## EXERCISE BRIEF
Can the data below be set down again exactly, line for line?

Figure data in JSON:
——————————

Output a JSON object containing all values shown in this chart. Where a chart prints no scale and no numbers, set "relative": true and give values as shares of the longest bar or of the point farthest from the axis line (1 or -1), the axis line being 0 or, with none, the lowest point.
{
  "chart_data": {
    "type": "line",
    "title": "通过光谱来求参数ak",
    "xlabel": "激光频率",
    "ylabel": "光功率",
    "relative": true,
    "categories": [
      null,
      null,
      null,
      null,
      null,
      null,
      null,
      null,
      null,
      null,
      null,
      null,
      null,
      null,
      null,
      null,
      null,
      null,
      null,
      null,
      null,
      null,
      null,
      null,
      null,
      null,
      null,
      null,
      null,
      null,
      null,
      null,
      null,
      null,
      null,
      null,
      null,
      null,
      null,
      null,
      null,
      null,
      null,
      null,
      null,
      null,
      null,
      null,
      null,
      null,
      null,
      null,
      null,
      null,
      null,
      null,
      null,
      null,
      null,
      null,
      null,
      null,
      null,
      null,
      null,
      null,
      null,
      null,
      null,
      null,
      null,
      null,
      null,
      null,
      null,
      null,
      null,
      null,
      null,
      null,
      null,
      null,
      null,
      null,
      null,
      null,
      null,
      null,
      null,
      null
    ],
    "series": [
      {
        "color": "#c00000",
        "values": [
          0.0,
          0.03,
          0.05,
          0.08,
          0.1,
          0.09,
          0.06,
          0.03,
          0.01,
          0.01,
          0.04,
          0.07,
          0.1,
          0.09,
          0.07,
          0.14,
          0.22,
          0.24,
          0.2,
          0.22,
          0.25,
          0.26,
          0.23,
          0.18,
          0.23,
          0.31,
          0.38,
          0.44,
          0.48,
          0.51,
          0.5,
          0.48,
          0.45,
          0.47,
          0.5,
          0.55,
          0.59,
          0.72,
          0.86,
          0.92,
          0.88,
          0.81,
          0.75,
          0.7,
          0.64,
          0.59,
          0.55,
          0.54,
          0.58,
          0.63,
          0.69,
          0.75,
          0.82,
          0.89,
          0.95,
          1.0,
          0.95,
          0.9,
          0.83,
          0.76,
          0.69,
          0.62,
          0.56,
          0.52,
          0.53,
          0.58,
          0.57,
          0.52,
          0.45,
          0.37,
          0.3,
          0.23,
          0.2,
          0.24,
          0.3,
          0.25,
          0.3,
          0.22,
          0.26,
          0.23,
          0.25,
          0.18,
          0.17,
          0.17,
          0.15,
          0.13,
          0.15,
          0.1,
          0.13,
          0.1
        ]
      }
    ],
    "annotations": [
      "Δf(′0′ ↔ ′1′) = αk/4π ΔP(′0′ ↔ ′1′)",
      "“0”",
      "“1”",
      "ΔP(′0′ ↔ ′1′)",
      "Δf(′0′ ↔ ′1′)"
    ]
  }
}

——————————

## RIGHT ANSWER
Output a JSON object containing all values shown in this chart. Where a chart prints no scale and no numbers, set "relative": true and give values as shares of the longest bar or of the point farthest from the axis line (1 or -1), the axis line being 0 or, with none, the lowest point.
{
  "chart_data": {
    "type": "line",
    "title": "通过光谱来求参数ak",
    "xlabel": "激光频率",
    "ylabel": "光功率",
    "relative": true,
    "categories": [
      null,
      null,
      null,
      null,
      null,
      null,
      null,
      null,
      null,
      null,
      null,
      null,
      null,
      null,
      null,
      null,
      null,
      null,
      null,
      null,
      null,
      null,
      null,
      null,
      null,
      null,
      null,
      null,
      null,
      null,
      null,
      null,
      null,
      null,
      null,
      null,
      null,
      null,
      null,
      null,
      null,
      null,
      null,
      null,
      null,
      null,
      null,
      null,
      null,
      null,
      null,
      null,
      null,
      null,
      null,
      null,
      null,
      null,
      null,
      null,
      null,
      null,
      null,
      null,
      null,
      null,
      null,
      null,
      null,
      null,
      null,
      null,
      null,
      null,
      null,
      null,
      null,
      null,
      null,
      null,
      null,
      null,
      null,
      null,
      null,
      null,
      null,
      null,
      null,
      null
    ],
    "series": [
      {
        "color": "#c00000",
        "values": [
          0.0,
          0.03,
          0.05,
          0.08,
          0.1,
          0.09,
          0.06,
          0.03,
          0.01,
          0.01,
          0.04,
          0.07,
          0.1,
          0.09,
          0.07,
          0.14,
          0.22,
          0.24,
          0.2,
          0.22,
          0.25,
          0.26,
          0.23,
          0.18,
          0.23,
          0.31,
          0.38,
          0.44,
          0.48,
          0.51,
          0.5,
          0.48,
          0.45,
          0.47,
          0.5,
          0.55,
          0.59,
          0.72,
          0.86,
          0.92,
          0.88,
          0.81,
          0.75,
          0.7,
          0.64,
          0.59,
          0.55,
          0.54,
          0.58,
          0.63,
          0.69,
          0.75,
          0.82,
          0.89,
          0.95,
          1.0,
          0.95,
          0.9,
          0.83,
          0.76,
          0.69,
          0.62,
          0.56,
          0.52,
          0.53,
          0.58,
          0.57,
          0.52,
          0.45,
          0.37,
          0.3,
          0.23,
          0.2,
          0.24,
          0.3,
          0.25,
          0.3,
          0.22,
          0.26,
          0.23,
          0.25,
          0.18,
          0.17,
          0.17,
          0.15,
          0.13,
          0.15,
          0.1,
          0.13,
          0.1
        ]
      }
    ],
    "annotations": [
      "Δf(′0′ ↔ ′1′) = αk/4π ΔP(′0′ ↔ ′1′)",
      "“0”",
      "“1”",
      "ΔP(′0′ ↔ ′1′)",
      "Δf(′0′ ↔ ′1′)"
    ]
  }
}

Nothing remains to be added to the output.